**Written instruction a**. Reproduce the entries word for word, everything from the first line of the entries down to and including the line that contains "y-tick-label-4: 15: [157, 157, 172, 171]".

**Extract**.
The overwhelming studentship has imposed inexplicable administrative pressure on School/University managers demanding for sophisticated knowledge in management and leadership, flexibility, listening skills, tolerance and accommodation of dissent for efficient management of new sets of generational learners and staff.

It only takes a genius and lucky administrator to effectively manage institutional resources; human, material, finances, legal, and technological without systematic managerial training.

In Uganda, academic institution accounting officers are appointed entirely based on their qualifications in the academic regalia and experience. To be appointed a vice-chancellor, one needs to be at least a Ph.D. holder in any academic bias which is nebulous. For secondary school Headship, one has to be a master’s degree holder in education with teaching and administrative experience before being shortlisted for interviews and subsequent posting.

Unfortunately, the experience required for academic headship positions across levels of education does not have a specific measurable apparatus to guarantee high-quality product worth promotion; hence ominously insufficient. Although mastering in education management is imperative, it may not sufficiently acquaint a school head with necessary practical leadership skills due to curriculum issues.

Consequently, academic institutions grapple in trial and error syndrome employing individual opinions, guesswork and emotions to make institutional decisions. It has indeed exacerbated and sustained obsolete management systems; extractive institutional politics, administrative indiscipline, and consequently loss of revenue in litigation matters.

Private and Public Schools/Universities annually lose over ten billion shillings to court orders of mandamus, arbitration, misappropriation, wasteful expenditure, or underutilization of resources yet many aggrieved parties choose not to sue.

This has outrageously depleted the value for money in the sector; making the cost of teaching services unreasonably too high; dangling at 4.5 times higher than 1.7 and 1.9 in Senegal and Cote d’Ivoire respectively; shackling the growth of education standing at 7.1%.

**Written instruction b**. Continue the passage on school and university management in Uganda from where it stops.

**Provided material**.
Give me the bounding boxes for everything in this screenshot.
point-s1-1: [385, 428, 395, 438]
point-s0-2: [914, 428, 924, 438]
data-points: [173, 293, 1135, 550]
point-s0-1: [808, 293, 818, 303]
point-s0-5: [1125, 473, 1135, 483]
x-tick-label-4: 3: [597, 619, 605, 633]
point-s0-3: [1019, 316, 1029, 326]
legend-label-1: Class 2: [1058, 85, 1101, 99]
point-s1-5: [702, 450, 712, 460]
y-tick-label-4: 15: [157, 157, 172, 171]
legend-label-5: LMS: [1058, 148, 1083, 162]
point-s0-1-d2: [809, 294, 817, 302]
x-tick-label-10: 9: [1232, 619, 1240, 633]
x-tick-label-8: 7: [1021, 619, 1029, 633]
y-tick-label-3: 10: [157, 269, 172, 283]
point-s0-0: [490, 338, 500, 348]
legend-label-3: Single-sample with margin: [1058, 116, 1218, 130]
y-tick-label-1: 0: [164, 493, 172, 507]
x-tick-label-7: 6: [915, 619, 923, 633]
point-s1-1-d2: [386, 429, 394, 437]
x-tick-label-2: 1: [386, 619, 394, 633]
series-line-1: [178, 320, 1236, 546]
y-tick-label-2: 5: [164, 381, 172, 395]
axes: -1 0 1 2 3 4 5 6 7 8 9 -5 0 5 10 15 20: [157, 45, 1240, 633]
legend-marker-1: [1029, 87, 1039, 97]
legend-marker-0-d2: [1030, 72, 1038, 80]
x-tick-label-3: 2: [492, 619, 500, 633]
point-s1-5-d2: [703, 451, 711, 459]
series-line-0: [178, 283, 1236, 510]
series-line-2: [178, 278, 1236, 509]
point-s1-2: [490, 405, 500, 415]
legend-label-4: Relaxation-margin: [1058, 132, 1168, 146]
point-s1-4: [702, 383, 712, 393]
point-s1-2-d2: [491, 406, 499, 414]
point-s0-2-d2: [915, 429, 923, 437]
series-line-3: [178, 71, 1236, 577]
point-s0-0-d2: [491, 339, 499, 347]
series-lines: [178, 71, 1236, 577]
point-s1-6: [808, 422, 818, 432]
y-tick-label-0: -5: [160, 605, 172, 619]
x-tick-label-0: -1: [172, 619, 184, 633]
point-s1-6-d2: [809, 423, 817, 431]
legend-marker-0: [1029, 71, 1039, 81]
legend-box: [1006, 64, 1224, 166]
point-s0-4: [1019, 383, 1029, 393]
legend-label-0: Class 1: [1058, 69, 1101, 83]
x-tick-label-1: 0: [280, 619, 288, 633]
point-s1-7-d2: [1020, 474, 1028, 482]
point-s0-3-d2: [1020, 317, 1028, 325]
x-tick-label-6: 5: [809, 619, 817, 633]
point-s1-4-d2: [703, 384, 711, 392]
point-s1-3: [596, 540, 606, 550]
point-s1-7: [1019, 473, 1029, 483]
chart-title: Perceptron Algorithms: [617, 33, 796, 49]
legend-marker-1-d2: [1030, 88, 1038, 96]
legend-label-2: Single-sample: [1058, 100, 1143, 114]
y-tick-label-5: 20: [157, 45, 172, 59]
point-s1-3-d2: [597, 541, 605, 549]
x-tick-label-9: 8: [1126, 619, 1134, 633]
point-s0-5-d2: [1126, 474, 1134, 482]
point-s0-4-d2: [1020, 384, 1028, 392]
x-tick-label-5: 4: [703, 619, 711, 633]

**Task response a**.
Give me the bounding boxes for everything in this screenshot.
point-s1-1: [385, 428, 395, 438]
point-s0-2: [914, 428, 924, 438]
data-points: [173, 293, 1135, 550]
point-s0-1: [808, 293, 818, 303]
point-s0-5: [1125, 473, 1135, 483]
x-tick-label-4: 3: [597, 619, 605, 633]
point-s0-3: [1019, 316, 1029, 326]
legend-label-1: Class 2: [1058, 85, 1101, 99]
point-s1-5: [702, 450, 712, 460]
y-tick-label-4: 15: [157, 157, 172, 171]

**Task response b**.
The hobbling managerial exhibition by academic administrators across levels has adversely impacted on their staff and students with their non-exemplary behavior; deplorably murdering the competitiveness of Uganda’s economy, giving it a global ranking of 115th out of 141 with 48.9 scores behind Kenya and Rwanda at 95th and 100th positions respectively; placing Uganda’s employees’ productivity rate below average; 38% – a glaring indicator of low learning outcomes.

With specific emphasis, therefore, the ministry of education and sports should, on top of organizing periodical non-formal training, develop a customized one year certificate of professional school/institution management program; designed for Primary, Secondary and University managers.

A contractual employment system should be adopted for teachers and their administrators as a catalyst to stimulate high-quality productivity levels.

An automated evaluation system for Teachers should be established for tracking their cumulative performance and to provide feedback to teachers’ emails periodically – This will facilitate automatic promotion of teachers to ranks of headship and send warning notes to non-performers and sack the adamant ones.

Regular monitoring and adoption of inclusively comprehensive audit systems involving students, staff and Governing bodies with enriched assessment guide, to include administrative practices of managers should be promulgated.

A national teachers’ council should be established and a teacher tribunal constituted to help in resolving educators’ concerns.

National Council for Higher Education (NCHE) should establish an electronic evaluation system for receiving feedback from students and academic staff on services offered by respective institutions to ameliorate institutional leadership accountability.

Litigation costs accrued from administrative negligence should be paid by responsible individual administrators not institutions to jumpstart leaders’ administrative prudence.

Qualification for the accounting offices in Higher Learning Institutions in Uganda should be reserved for education management and perhaps public administration dons for efficient management of Universities.

Formal leadership training for administrators in schools and Universities (Higher Learning Institutions in Uganda ) is not only desirable but urgently necessary in the pursuit of prosperity and attainment of Uganda’s vision 2040.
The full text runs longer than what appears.